Figure record extracts:
+ + +

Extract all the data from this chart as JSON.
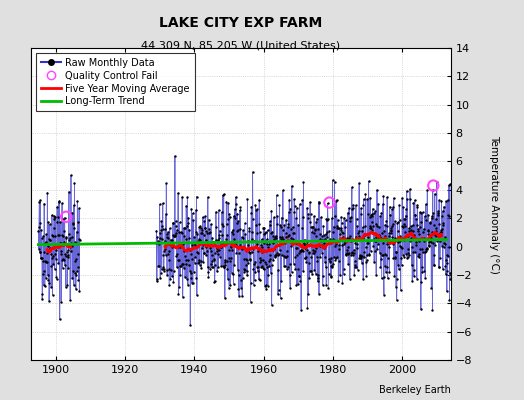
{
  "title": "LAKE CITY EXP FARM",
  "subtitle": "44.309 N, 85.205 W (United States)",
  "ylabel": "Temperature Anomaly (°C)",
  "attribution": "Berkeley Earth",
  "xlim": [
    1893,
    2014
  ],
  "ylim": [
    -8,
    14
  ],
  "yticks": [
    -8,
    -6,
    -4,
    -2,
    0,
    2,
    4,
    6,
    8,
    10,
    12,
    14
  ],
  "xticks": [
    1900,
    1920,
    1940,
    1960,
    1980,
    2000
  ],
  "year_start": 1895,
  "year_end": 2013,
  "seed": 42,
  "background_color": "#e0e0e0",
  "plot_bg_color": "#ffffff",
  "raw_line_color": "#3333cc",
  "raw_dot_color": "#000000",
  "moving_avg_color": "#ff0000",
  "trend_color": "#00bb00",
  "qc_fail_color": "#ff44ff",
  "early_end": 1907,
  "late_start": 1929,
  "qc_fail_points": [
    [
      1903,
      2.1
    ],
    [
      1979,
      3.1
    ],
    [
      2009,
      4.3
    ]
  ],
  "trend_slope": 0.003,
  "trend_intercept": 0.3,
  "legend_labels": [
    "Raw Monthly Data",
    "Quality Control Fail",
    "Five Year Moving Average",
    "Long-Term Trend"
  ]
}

+ + +

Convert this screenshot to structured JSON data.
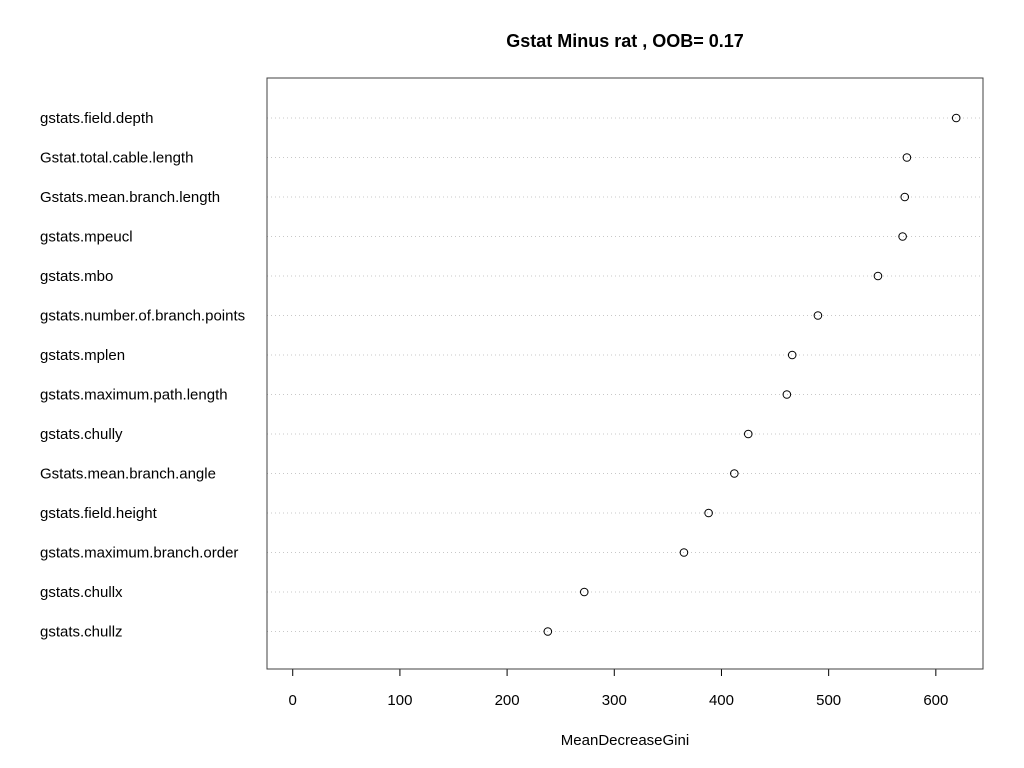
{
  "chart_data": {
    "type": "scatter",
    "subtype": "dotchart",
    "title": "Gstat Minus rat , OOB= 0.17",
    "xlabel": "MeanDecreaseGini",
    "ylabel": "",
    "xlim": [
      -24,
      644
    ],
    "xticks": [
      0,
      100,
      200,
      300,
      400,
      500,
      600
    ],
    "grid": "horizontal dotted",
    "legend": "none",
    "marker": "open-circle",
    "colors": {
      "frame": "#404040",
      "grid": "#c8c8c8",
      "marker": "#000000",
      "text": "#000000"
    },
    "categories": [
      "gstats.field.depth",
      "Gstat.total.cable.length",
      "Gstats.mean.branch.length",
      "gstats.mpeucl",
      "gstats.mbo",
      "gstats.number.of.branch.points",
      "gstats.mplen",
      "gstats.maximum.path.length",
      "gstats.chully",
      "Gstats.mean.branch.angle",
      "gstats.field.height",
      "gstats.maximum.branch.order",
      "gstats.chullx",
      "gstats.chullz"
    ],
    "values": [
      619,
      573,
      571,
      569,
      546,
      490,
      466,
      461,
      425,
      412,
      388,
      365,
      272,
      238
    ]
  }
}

+ + +

[Set task]:
Filter the records, keeping only lines that contain "this", and show those lines.

[Task result]:
Extract all the data from this chart as JSON.
Convert this screenshot to structured JSON data.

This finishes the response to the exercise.